[Written task] Make an exact copy of the records, with the pictures left out.
#### Working data ####
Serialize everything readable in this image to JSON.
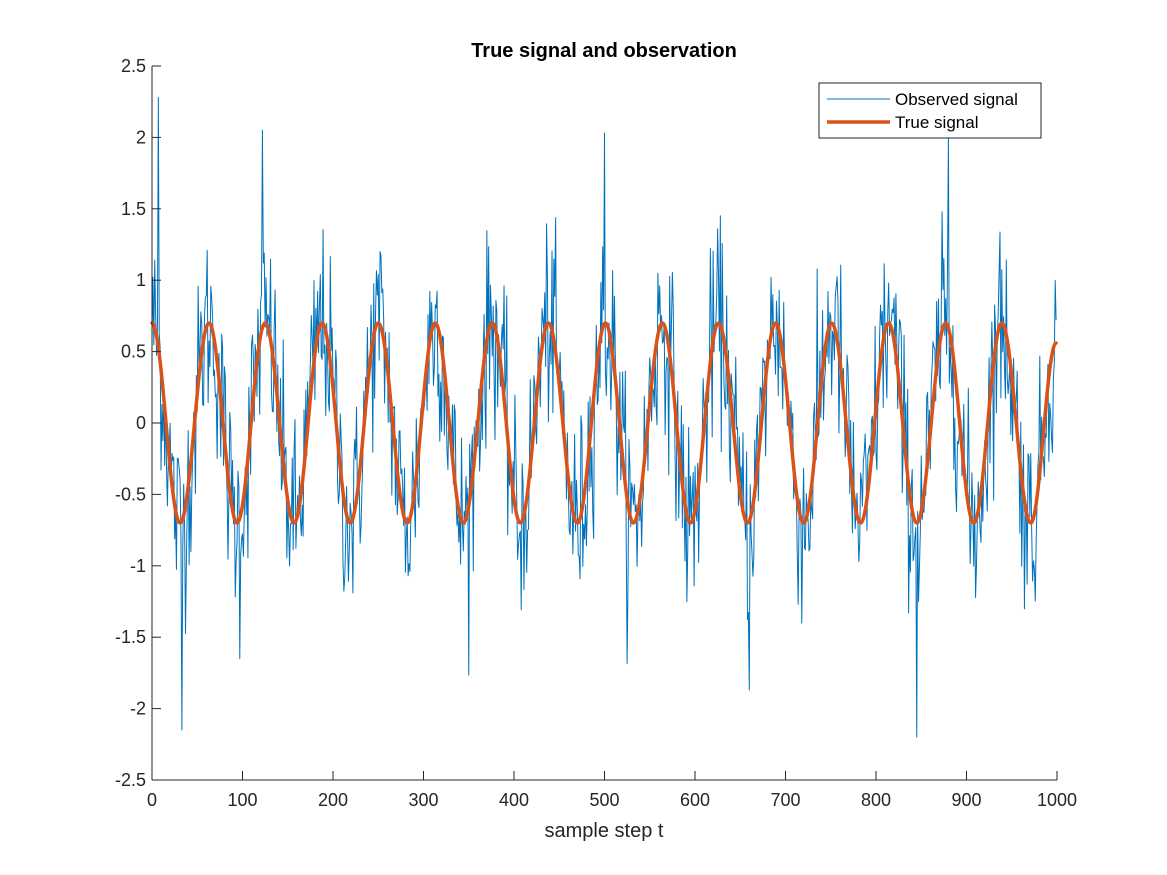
{
  "chart_data": {
    "type": "line",
    "title": "True signal and observation",
    "xlabel": "sample step t",
    "ylabel": "",
    "xlim": [
      0,
      1000
    ],
    "ylim": [
      -2.5,
      2.5
    ],
    "xticks": [
      "0",
      "100",
      "200",
      "300",
      "400",
      "500",
      "600",
      "700",
      "800",
      "900",
      "1000"
    ],
    "yticks": [
      "-2.5",
      "-2",
      "-1.5",
      "-1",
      "-0.5",
      "0",
      "0.5",
      "1",
      "1.5",
      "2",
      "2.5"
    ],
    "grid": false,
    "legend_position": "top-right",
    "series": [
      {
        "name": "Observed signal",
        "color": "#0072BD",
        "sample_rate": 1,
        "x_range": [
          0,
          999
        ],
        "description": "true signal plus random noise (approx. std 0.35)",
        "notable_extrema": [
          {
            "x": 7,
            "y": 2.28
          },
          {
            "x": 122,
            "y": 2.05
          },
          {
            "x": 500,
            "y": 2.03
          },
          {
            "x": 880,
            "y": 2.0
          },
          {
            "x": 33,
            "y": -2.15
          },
          {
            "x": 845,
            "y": -2.2
          },
          {
            "x": 660,
            "y": -1.87
          },
          {
            "x": 97,
            "y": -1.65
          }
        ]
      },
      {
        "name": "True signal",
        "color": "#D95319",
        "function": "0.7*cos(2*pi*t/62.6)",
        "x": [
          0,
          31,
          63,
          94,
          125,
          157,
          188,
          219,
          250,
          282,
          313,
          344,
          376,
          407,
          438,
          470,
          501,
          532,
          564,
          595,
          626,
          658,
          689,
          720,
          751,
          783,
          814,
          845,
          877,
          908,
          939,
          971,
          999
        ],
        "values": [
          0.7,
          -0.7,
          0.7,
          -0.7,
          0.7,
          -0.7,
          0.7,
          -0.7,
          0.7,
          -0.7,
          0.7,
          -0.7,
          0.7,
          -0.7,
          0.7,
          -0.7,
          0.7,
          -0.7,
          0.7,
          -0.7,
          0.7,
          -0.7,
          0.7,
          -0.7,
          0.7,
          -0.7,
          0.7,
          -0.7,
          0.7,
          -0.7,
          0.7,
          -0.7,
          0.56
        ]
      }
    ]
  }
}
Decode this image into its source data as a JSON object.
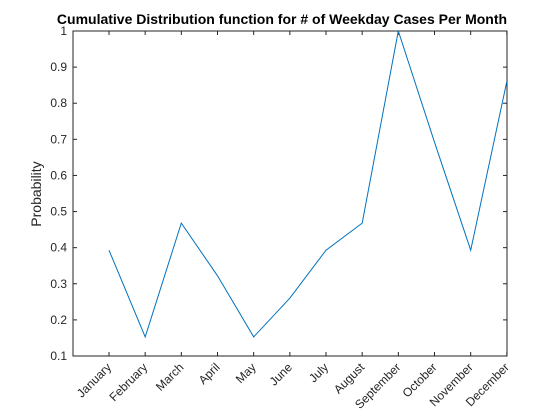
####
[Output below]
Serialize everything readable in this image to JSON.
{
  "chart_data": {
    "type": "line",
    "title": "True signal and observation",
    "xlabel": "sample step t",
    "ylabel": "",
    "xlim": [
      0,
      1000
    ],
    "ylim": [
      -2.5,
      2.5
    ],
    "xticks": [
      "0",
      "100",
      "200",
      "300",
      "400",
      "500",
      "600",
      "700",
      "800",
      "900",
      "1000"
    ],
    "yticks": [
      "-2.5",
      "-2",
      "-1.5",
      "-1",
      "-0.5",
      "0",
      "0.5",
      "1",
      "1.5",
      "2",
      "2.5"
    ],
    "grid": false,
    "legend_position": "top-right",
    "series": [
      {
        "name": "Observed signal",
        "color": "#0072BD",
        "sample_rate": 1,
        "x_range": [
          0,
          999
        ],
        "description": "true signal plus random noise (approx. std 0.35)",
        "notable_extrema": [
          {
            "x": 7,
            "y": 2.28
          },
          {
            "x": 122,
            "y": 2.05
          },
          {
            "x": 500,
            "y": 2.03
          },
          {
            "x": 880,
            "y": 2.0
          },
          {
            "x": 33,
            "y": -2.15
          },
          {
            "x": 845,
            "y": -2.2
          },
          {
            "x": 660,
            "y": -1.87
          },
          {
            "x": 97,
            "y": -1.65
          }
        ]
      },
      {
        "name": "True signal",
        "color": "#D95319",
        "function": "0.7*cos(2*pi*t/62.6)",
        "x": [
          0,
          31,
          63,
          94,
          125,
          157,
          188,
          219,
          250,
          282,
          313,
          344,
          376,
          407,
          438,
          470,
          501,
          532,
          564,
          595,
          626,
          658,
          689,
          720,
          751,
          783,
          814,
          845,
          877,
          908,
          939,
          971,
          999
        ],
        "values": [
          0.7,
          -0.7,
          0.7,
          -0.7,
          0.7,
          -0.7,
          0.7,
          -0.7,
          0.7,
          -0.7,
          0.7,
          -0.7,
          0.7,
          -0.7,
          0.7,
          -0.7,
          0.7,
          -0.7,
          0.7,
          -0.7,
          0.7,
          -0.7,
          0.7,
          -0.7,
          0.7,
          -0.7,
          0.7,
          -0.7,
          0.7,
          -0.7,
          0.7,
          -0.7,
          0.56
        ]
      }
    ]
  }
}
Decode this image into its source data as a JSON object.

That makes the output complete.